▶ **Records for processing**:
____________________
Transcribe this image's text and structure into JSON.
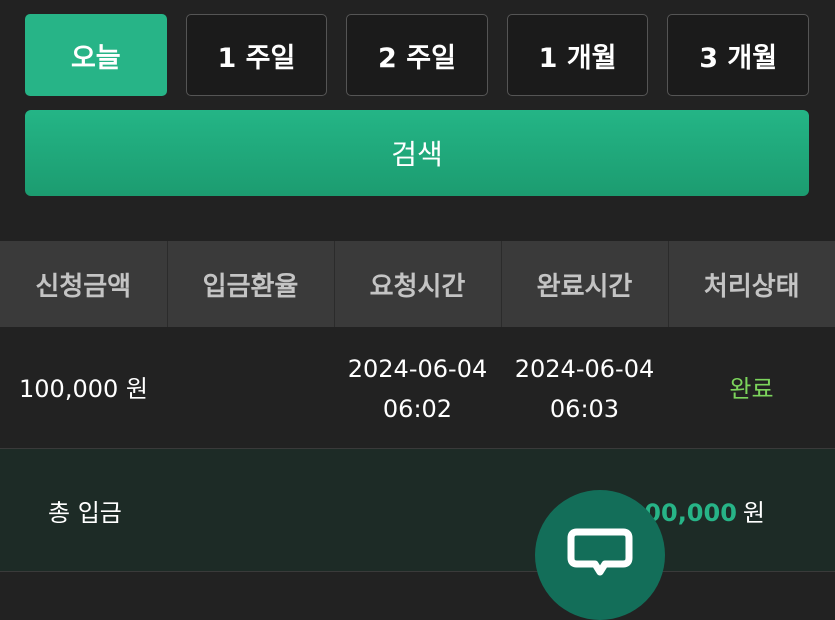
{
  "period_buttons": [
    {
      "label": "오늘",
      "active": true
    },
    {
      "label": "1 주일",
      "active": false
    },
    {
      "label": "2 주일",
      "active": false
    },
    {
      "label": "1 개월",
      "active": false
    },
    {
      "label": "3 개월",
      "active": false
    }
  ],
  "search_label": "검색",
  "table": {
    "headers": [
      "신청금액",
      "입금환율",
      "요청시간",
      "완료시간",
      "처리상태"
    ],
    "rows": [
      {
        "amount": "100,000 원",
        "rate": "",
        "request_date": "2024-06-04",
        "request_time": "06:02",
        "complete_date": "2024-06-04",
        "complete_time": "06:03",
        "status": "완료"
      }
    ]
  },
  "total": {
    "label": "총 입금",
    "value": "100,000",
    "unit": "원"
  },
  "colors": {
    "accent": "#27b487",
    "status_done": "#7cd45c",
    "background": "#222222"
  },
  "icons": {
    "chat": "chat-bubble-icon"
  }
}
____________________
▶ **Aim**: Every line is to be duplicated exactly, though pictures stay out.

▶ **In response**:
Transcribe this image's text and structure into JSON.
{
  "period_buttons": [
    {
      "label": "오늘",
      "active": true
    },
    {
      "label": "1 주일",
      "active": false
    },
    {
      "label": "2 주일",
      "active": false
    },
    {
      "label": "1 개월",
      "active": false
    },
    {
      "label": "3 개월",
      "active": false
    }
  ],
  "search_label": "검색",
  "table": {
    "headers": [
      "신청금액",
      "입금환율",
      "요청시간",
      "완료시간",
      "처리상태"
    ],
    "rows": [
      {
        "amount": "100,000 원",
        "rate": "",
        "request_date": "2024-06-04",
        "request_time": "06:02",
        "complete_date": "2024-06-04",
        "complete_time": "06:03",
        "status": "완료"
      }
    ]
  },
  "total": {
    "label": "총 입금",
    "value": "100,000",
    "unit": "원"
  },
  "colors": {
    "accent": "#27b487",
    "status_done": "#7cd45c",
    "background": "#222222"
  },
  "icons": {
    "chat": "chat-bubble-icon"
  }
}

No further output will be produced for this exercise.